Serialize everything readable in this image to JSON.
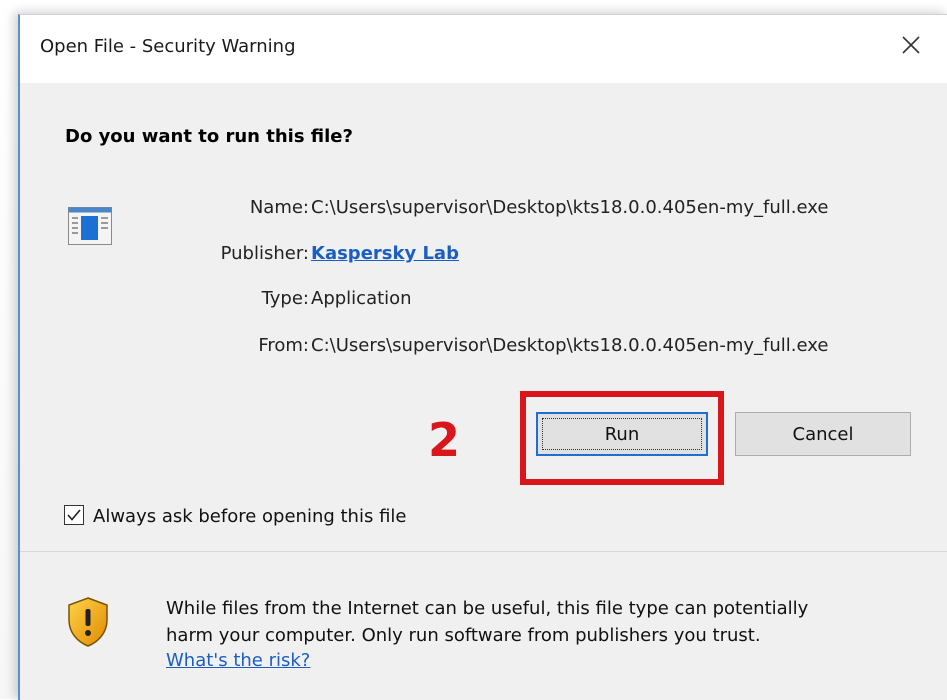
{
  "dialog": {
    "title": "Open File - Security Warning",
    "close_icon": "close-icon",
    "question": "Do you want to run this file?",
    "file_icon": "application-icon"
  },
  "details": {
    "name": {
      "label": "Name:",
      "value": "C:\\Users\\supervisor\\Desktop\\kts18.0.0.405en-my_full.exe"
    },
    "publisher": {
      "label": "Publisher:",
      "value": "Kaspersky Lab"
    },
    "type": {
      "label": "Type:",
      "value": "Application"
    },
    "from": {
      "label": "From:",
      "value": "C:\\Users\\supervisor\\Desktop\\kts18.0.0.405en-my_full.exe"
    }
  },
  "annotation": {
    "step_number": "2",
    "color": "#d9161c"
  },
  "buttons": {
    "run": "Run",
    "cancel": "Cancel"
  },
  "checkbox": {
    "label": "Always ask before opening this file",
    "checked": true
  },
  "warning": {
    "icon": "shield-warning-icon",
    "line1": "While files from the Internet can be useful, this file type can potentially",
    "line2": "harm your computer. Only run software from publishers you trust.",
    "link": "What's the risk?"
  },
  "colors": {
    "link": "#1a5ec4",
    "accent": "#1f6fd1",
    "annotation": "#d9161c"
  }
}
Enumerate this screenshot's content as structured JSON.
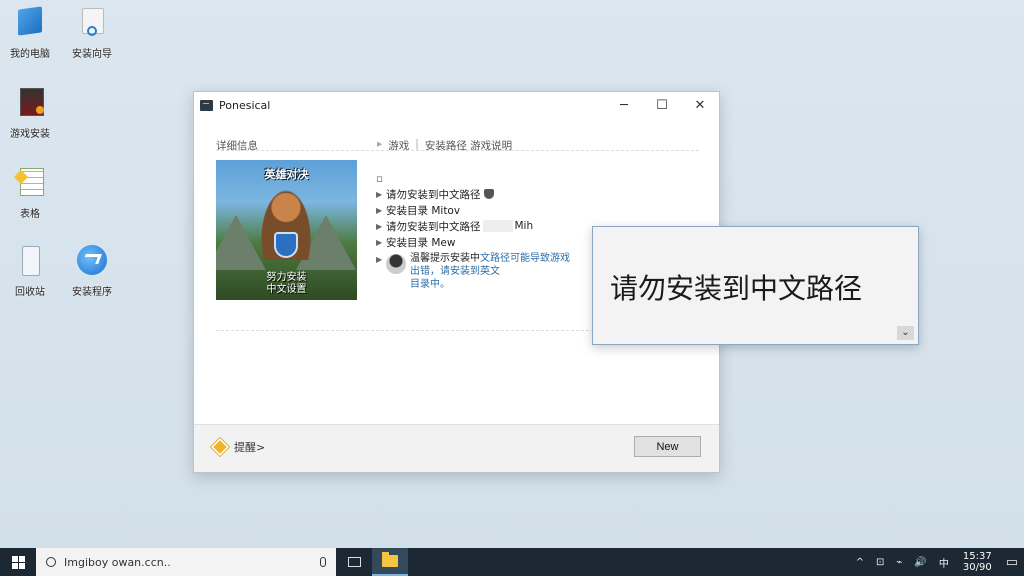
{
  "desktop": {
    "icons": [
      {
        "label": "我的电脑",
        "icon": "computer-icon"
      },
      {
        "label": "安装向导",
        "icon": "installer-icon"
      },
      {
        "label": "游戏安装",
        "icon": "game-installer-icon"
      },
      {
        "label": "表格",
        "icon": "spreadsheet-icon"
      },
      {
        "label": "回收站",
        "icon": "recycle-bin-icon"
      },
      {
        "label": "安装程序",
        "icon": "setup-icon"
      }
    ]
  },
  "window": {
    "title": "Ponesical",
    "controls": {
      "minimize": "─",
      "maximize": "☐",
      "close": "✕"
    },
    "breadcrumbs": [
      "详细信息",
      "游戏",
      "安装路径 游戏说明"
    ],
    "banner": {
      "title": "英雄对决",
      "subtitle_line1": "努力安装",
      "subtitle_line2": "中文设置"
    },
    "list_header": "▫",
    "list_items": [
      {
        "pre": "请勿安装到中文路径",
        "post": ""
      },
      {
        "pre": "安装目录 Mitov",
        "post": ""
      },
      {
        "pre": "请勿安装到中文路径",
        "post": "Mih"
      },
      {
        "pre": "安装目录 Mew",
        "post": ""
      }
    ],
    "note": {
      "line1_dark": "温馨提示安装中",
      "line1_blue": "文路径可能导致游戏",
      "line2": "出错，请安装到英文",
      "line3": "目录中。"
    },
    "footer_hint": "提醒>",
    "new_button": "New"
  },
  "popup": {
    "text": "请勿安装到中文路径",
    "chevron": "⌄"
  },
  "taskbar": {
    "search_text": "Imgiboy owan.ccn..",
    "tray_icons": [
      "^",
      "⊡",
      "⌁",
      "🔊",
      "中"
    ],
    "time": "15:37",
    "date": "30/90",
    "notification": "▭"
  }
}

> Directive:
Reproduce the entries above exactly. Do not include the images.

> Full answer:
Serialize everything readable in this image to JSON.
{
  "dialog": {
    "title": "Open File - Security Warning",
    "close_icon": "close-icon",
    "question": "Do you want to run this file?",
    "file_icon": "application-icon"
  },
  "details": {
    "name": {
      "label": "Name:",
      "value": "C:\\Users\\supervisor\\Desktop\\kts18.0.0.405en-my_full.exe"
    },
    "publisher": {
      "label": "Publisher:",
      "value": "Kaspersky Lab"
    },
    "type": {
      "label": "Type:",
      "value": "Application"
    },
    "from": {
      "label": "From:",
      "value": "C:\\Users\\supervisor\\Desktop\\kts18.0.0.405en-my_full.exe"
    }
  },
  "annotation": {
    "step_number": "2",
    "color": "#d9161c"
  },
  "buttons": {
    "run": "Run",
    "cancel": "Cancel"
  },
  "checkbox": {
    "label": "Always ask before opening this file",
    "checked": true
  },
  "warning": {
    "icon": "shield-warning-icon",
    "line1": "While files from the Internet can be useful, this file type can potentially",
    "line2": "harm your computer. Only run software from publishers you trust.",
    "link": "What's the risk?"
  },
  "colors": {
    "link": "#1a5ec4",
    "accent": "#1f6fd1",
    "annotation": "#d9161c"
  }
}
Enumerate this screenshot's content as structured JSON.
{
  "desktop": {
    "icons": [
      {
        "label": "我的电脑",
        "icon": "computer-icon"
      },
      {
        "label": "安装向导",
        "icon": "installer-icon"
      },
      {
        "label": "游戏安装",
        "icon": "game-installer-icon"
      },
      {
        "label": "表格",
        "icon": "spreadsheet-icon"
      },
      {
        "label": "回收站",
        "icon": "recycle-bin-icon"
      },
      {
        "label": "安装程序",
        "icon": "setup-icon"
      }
    ]
  },
  "window": {
    "title": "Ponesical",
    "controls": {
      "minimize": "─",
      "maximize": "☐",
      "close": "✕"
    },
    "breadcrumbs": [
      "详细信息",
      "游戏",
      "安装路径 游戏说明"
    ],
    "banner": {
      "title": "英雄对决",
      "subtitle_line1": "努力安装",
      "subtitle_line2": "中文设置"
    },
    "list_header": "▫",
    "list_items": [
      {
        "pre": "请勿安装到中文路径",
        "post": ""
      },
      {
        "pre": "安装目录 Mitov",
        "post": ""
      },
      {
        "pre": "请勿安装到中文路径",
        "post": "Mih"
      },
      {
        "pre": "安装目录 Mew",
        "post": ""
      }
    ],
    "note": {
      "line1_dark": "温馨提示安装中",
      "line1_blue": "文路径可能导致游戏",
      "line2": "出错，请安装到英文",
      "line3": "目录中。"
    },
    "footer_hint": "提醒>",
    "new_button": "New"
  },
  "popup": {
    "text": "请勿安装到中文路径",
    "chevron": "⌄"
  },
  "taskbar": {
    "search_text": "Imgiboy owan.ccn..",
    "tray_icons": [
      "^",
      "⊡",
      "⌁",
      "🔊",
      "中"
    ],
    "time": "15:37",
    "date": "30/90",
    "notification": "▭"
  }
}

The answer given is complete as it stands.